===== Document segment

What did Jane Avril eat? Ask Celebrity Masterchef

What did Jane Avril eat? Ask Celebrity Masterchef

Lobster à la Parisienne, braised duck with tea jus, three puddings

Toulouse-Lautrec's Jane Avril: did she too lunch on lobster à la Parisienne and duck with tea jus?Stavros Niarchos Collection, Paris

What's the preferred scoff of Moulin Rouge can-can dancers? We found out, rather accidentally, last night, if you watched the final of Celebrity Masterchef. And if the world's dancers don't beat down the doors of Paris to get in, I'll eat my chat.

The three celebrity finalists (celebrities, pay attention) - actress Lisa Faulkner (Holby City, Spooks, Burn It), TV presenter Dick Strawbridge (Scrapheap Challenge) and political-scandal wife Christine Hamilton - have a final week cooking ridiculous challenges in increasingly surreal circumstances. Last night’s final-part-1 consisted of cooking lunch at the Moulin Rouge for a crew of 10 dancers while they were thrashing out a rehearsal in plumes, high heels, fishnets and apparently no pants.

==========
===== Excerpted data

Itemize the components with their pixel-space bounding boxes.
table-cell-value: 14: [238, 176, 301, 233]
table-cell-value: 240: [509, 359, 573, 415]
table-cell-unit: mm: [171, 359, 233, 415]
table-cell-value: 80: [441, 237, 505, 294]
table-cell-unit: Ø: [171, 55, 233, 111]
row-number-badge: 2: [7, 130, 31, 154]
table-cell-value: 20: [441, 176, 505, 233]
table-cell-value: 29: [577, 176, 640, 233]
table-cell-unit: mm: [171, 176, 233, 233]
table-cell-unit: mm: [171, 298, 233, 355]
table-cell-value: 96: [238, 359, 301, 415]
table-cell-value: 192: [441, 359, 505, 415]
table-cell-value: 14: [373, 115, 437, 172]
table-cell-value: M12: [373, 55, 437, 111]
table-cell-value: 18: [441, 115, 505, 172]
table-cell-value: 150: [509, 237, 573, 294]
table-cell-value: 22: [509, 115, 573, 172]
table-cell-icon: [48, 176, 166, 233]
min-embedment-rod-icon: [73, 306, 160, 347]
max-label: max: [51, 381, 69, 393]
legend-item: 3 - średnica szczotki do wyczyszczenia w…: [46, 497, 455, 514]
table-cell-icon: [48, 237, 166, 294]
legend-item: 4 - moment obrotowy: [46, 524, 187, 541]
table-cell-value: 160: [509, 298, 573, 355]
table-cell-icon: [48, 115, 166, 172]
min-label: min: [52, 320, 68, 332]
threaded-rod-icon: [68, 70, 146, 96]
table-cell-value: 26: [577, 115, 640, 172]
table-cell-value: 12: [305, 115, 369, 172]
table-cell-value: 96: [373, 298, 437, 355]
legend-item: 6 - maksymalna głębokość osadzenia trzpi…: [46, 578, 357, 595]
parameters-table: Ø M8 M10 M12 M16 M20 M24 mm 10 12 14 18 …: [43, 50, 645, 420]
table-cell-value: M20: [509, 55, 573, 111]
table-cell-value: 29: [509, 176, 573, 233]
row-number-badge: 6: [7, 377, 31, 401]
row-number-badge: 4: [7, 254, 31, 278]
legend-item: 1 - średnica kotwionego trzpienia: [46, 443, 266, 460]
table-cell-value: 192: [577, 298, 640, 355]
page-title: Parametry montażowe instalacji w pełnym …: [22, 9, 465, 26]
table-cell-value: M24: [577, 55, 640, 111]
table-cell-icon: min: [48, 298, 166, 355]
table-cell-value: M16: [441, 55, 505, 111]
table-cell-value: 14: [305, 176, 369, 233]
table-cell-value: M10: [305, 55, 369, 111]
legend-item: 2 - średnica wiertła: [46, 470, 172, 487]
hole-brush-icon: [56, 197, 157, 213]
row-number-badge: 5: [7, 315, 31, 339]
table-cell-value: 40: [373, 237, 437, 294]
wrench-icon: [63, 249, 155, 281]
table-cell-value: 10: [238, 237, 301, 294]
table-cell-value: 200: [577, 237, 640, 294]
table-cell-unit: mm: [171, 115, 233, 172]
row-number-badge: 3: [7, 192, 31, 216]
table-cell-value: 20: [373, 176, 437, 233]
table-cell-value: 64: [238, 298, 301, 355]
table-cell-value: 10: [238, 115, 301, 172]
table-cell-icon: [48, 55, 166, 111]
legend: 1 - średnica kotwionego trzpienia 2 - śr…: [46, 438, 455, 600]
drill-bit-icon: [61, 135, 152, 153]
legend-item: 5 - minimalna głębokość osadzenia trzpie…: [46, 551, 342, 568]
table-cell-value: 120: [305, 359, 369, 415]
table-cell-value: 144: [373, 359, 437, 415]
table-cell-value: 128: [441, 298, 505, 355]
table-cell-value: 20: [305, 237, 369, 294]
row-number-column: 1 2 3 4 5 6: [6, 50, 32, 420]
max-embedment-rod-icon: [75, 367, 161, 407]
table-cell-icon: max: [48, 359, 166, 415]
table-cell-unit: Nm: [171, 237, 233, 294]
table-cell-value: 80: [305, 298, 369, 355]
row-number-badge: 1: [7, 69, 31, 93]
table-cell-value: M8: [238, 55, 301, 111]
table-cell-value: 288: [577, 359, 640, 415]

==========

- **Written instruction 1**
Please extract from the Celebrity Masterchef piece the part that opens with the words containing "The three celebrity" and closes with "apparently no pants.".
- **Written instruction 2**
Name every celebrity finalist mentioned in the Celebrity Masterchef piece.

- **Output 1**
The three celebrity finalists (celebrities, pay attention) - actress Lisa Faulkner (Holby City, Spooks, Burn It), TV presenter Dick Strawbridge (Scrapheap Challenge) and political-scandal wife Christine Hamilton - have a final week cooking ridiculous challenges in increasingly surreal circumstances. Last night’s final-part-1 consisted of cooking lunch at the Moulin Rouge for a crew of 10 dancers while they were thrashing out a rehearsal in plumes, high heels, fishnets and apparently no pants.

- **Output 2**
Lisa Faulkner, Dick Strawbridge, Christine Hamilton